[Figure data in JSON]
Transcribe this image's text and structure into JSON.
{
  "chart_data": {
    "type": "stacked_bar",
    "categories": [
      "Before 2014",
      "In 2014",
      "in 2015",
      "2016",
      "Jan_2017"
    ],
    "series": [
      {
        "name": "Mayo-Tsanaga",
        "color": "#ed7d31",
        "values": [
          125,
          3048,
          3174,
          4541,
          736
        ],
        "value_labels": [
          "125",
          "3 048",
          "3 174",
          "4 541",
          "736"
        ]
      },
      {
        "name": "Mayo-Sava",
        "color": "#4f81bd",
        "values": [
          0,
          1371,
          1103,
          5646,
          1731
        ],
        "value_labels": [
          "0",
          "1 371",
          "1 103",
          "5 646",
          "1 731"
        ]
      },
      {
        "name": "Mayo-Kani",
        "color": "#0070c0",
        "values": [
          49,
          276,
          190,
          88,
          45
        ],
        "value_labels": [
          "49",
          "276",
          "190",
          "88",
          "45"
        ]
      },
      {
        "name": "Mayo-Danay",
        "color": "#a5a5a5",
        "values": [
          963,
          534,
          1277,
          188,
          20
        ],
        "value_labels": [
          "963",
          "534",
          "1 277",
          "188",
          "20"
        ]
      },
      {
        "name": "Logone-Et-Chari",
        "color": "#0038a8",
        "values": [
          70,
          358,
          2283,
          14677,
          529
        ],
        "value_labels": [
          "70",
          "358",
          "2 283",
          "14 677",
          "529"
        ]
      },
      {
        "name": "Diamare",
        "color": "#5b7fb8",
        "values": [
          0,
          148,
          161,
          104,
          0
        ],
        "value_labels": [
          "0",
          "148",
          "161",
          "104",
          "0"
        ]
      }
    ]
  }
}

### [Exercise brief]
What is the number of lines in this material that hold the string "Mayo"? Answer with that number only.

### [Solution below]
4